→ WHAT TO PRODUCE
All of the data must be printed exactly; please include every line.

→ RECORD LIST
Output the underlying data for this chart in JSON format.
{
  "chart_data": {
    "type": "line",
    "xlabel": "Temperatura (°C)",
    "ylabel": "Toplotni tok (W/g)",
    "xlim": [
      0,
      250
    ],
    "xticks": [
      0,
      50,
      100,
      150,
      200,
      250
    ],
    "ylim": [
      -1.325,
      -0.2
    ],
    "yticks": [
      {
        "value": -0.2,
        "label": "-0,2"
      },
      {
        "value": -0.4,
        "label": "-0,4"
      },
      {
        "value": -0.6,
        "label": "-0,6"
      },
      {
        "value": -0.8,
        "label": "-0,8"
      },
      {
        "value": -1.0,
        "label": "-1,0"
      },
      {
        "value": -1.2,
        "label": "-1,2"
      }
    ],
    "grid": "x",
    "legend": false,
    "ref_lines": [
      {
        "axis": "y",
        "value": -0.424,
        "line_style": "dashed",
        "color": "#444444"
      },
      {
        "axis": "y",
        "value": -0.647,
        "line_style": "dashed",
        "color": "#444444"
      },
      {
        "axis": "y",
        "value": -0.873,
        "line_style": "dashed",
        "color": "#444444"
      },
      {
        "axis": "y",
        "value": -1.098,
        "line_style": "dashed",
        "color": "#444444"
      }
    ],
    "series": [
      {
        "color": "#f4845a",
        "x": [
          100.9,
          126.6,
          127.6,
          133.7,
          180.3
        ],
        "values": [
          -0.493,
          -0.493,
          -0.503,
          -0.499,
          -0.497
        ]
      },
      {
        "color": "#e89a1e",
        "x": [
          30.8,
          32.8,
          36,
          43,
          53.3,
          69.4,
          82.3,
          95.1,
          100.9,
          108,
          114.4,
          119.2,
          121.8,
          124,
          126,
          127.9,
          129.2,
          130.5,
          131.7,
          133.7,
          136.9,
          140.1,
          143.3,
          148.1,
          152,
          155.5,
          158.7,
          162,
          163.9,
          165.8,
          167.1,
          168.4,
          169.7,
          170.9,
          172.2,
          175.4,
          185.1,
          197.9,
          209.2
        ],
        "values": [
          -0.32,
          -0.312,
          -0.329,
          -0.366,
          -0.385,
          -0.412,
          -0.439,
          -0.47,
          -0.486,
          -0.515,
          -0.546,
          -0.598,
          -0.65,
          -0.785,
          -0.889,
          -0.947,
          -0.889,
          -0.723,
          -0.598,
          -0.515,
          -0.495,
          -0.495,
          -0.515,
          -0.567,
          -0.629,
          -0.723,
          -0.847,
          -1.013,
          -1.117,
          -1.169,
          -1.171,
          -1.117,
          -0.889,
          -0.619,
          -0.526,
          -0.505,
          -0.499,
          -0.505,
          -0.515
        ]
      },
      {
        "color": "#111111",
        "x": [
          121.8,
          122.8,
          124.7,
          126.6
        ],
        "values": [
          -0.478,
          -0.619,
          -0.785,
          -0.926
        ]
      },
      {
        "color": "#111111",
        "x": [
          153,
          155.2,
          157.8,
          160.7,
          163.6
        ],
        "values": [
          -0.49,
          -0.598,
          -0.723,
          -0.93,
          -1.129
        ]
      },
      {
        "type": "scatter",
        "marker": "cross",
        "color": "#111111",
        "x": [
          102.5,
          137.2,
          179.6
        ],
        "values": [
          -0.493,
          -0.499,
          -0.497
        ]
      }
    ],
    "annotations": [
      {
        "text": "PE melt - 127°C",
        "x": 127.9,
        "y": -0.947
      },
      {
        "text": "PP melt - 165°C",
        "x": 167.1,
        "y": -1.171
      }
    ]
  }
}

→ SOLUTION FOR THIS PROBLEM
Output the underlying data for this chart in JSON format.
{
  "chart_data": {
    "type": "line",
    "xlabel": "Temperatura (°C)",
    "ylabel": "Toplotni tok (W/g)",
    "xlim": [
      0,
      250
    ],
    "xticks": [
      0,
      50,
      100,
      150,
      200,
      250
    ],
    "ylim": [
      -1.325,
      -0.2
    ],
    "yticks": [
      {
        "value": -0.2,
        "label": "-0,2"
      },
      {
        "value": -0.4,
        "label": "-0,4"
      },
      {
        "value": -0.6,
        "label": "-0,6"
      },
      {
        "value": -0.8,
        "label": "-0,8"
      },
      {
        "value": -1.0,
        "label": "-1,0"
      },
      {
        "value": -1.2,
        "label": "-1,2"
      }
    ],
    "grid": "x",
    "legend": false,
    "ref_lines": [
      {
        "axis": "y",
        "value": -0.424,
        "line_style": "dashed",
        "color": "#444444"
      },
      {
        "axis": "y",
        "value": -0.647,
        "line_style": "dashed",
        "color": "#444444"
      },
      {
        "axis": "y",
        "value": -0.873,
        "line_style": "dashed",
        "color": "#444444"
      },
      {
        "axis": "y",
        "value": -1.098,
        "line_style": "dashed",
        "color": "#444444"
      }
    ],
    "series": [
      {
        "color": "#f4845a",
        "x": [
          100.9,
          126.6,
          127.6,
          133.7,
          180.3
        ],
        "values": [
          -0.493,
          -0.493,
          -0.503,
          -0.499,
          -0.497
        ]
      },
      {
        "color": "#e89a1e",
        "x": [
          30.8,
          32.8,
          36,
          43,
          53.3,
          69.4,
          82.3,
          95.1,
          100.9,
          108,
          114.4,
          119.2,
          121.8,
          124,
          126,
          127.9,
          129.2,
          130.5,
          131.7,
          133.7,
          136.9,
          140.1,
          143.3,
          148.1,
          152,
          155.5,
          158.7,
          162,
          163.9,
          165.8,
          167.1,
          168.4,
          169.7,
          170.9,
          172.2,
          175.4,
          185.1,
          197.9,
          209.2
        ],
        "values": [
          -0.32,
          -0.312,
          -0.329,
          -0.366,
          -0.385,
          -0.412,
          -0.439,
          -0.47,
          -0.486,
          -0.515,
          -0.546,
          -0.598,
          -0.65,
          -0.785,
          -0.889,
          -0.947,
          -0.889,
          -0.723,
          -0.598,
          -0.515,
          -0.495,
          -0.495,
          -0.515,
          -0.567,
          -0.629,
          -0.723,
          -0.847,
          -1.013,
          -1.117,
          -1.169,
          -1.171,
          -1.117,
          -0.889,
          -0.619,
          -0.526,
          -0.505,
          -0.499,
          -0.505,
          -0.515
        ]
      },
      {
        "color": "#111111",
        "x": [
          121.8,
          122.8,
          124.7,
          126.6
        ],
        "values": [
          -0.478,
          -0.619,
          -0.785,
          -0.926
        ]
      },
      {
        "color": "#111111",
        "x": [
          153,
          155.2,
          157.8,
          160.7,
          163.6
        ],
        "values": [
          -0.49,
          -0.598,
          -0.723,
          -0.93,
          -1.129
        ]
      },
      {
        "type": "scatter",
        "marker": "cross",
        "color": "#111111",
        "x": [
          102.5,
          137.2,
          179.6
        ],
        "values": [
          -0.493,
          -0.499,
          -0.497
        ]
      }
    ],
    "annotations": [
      {
        "text": "PE melt - 127°C",
        "x": 127.9,
        "y": -0.947
      },
      {
        "text": "PP melt - 165°C",
        "x": 167.1,
        "y": -1.171
      }
    ]
  }
}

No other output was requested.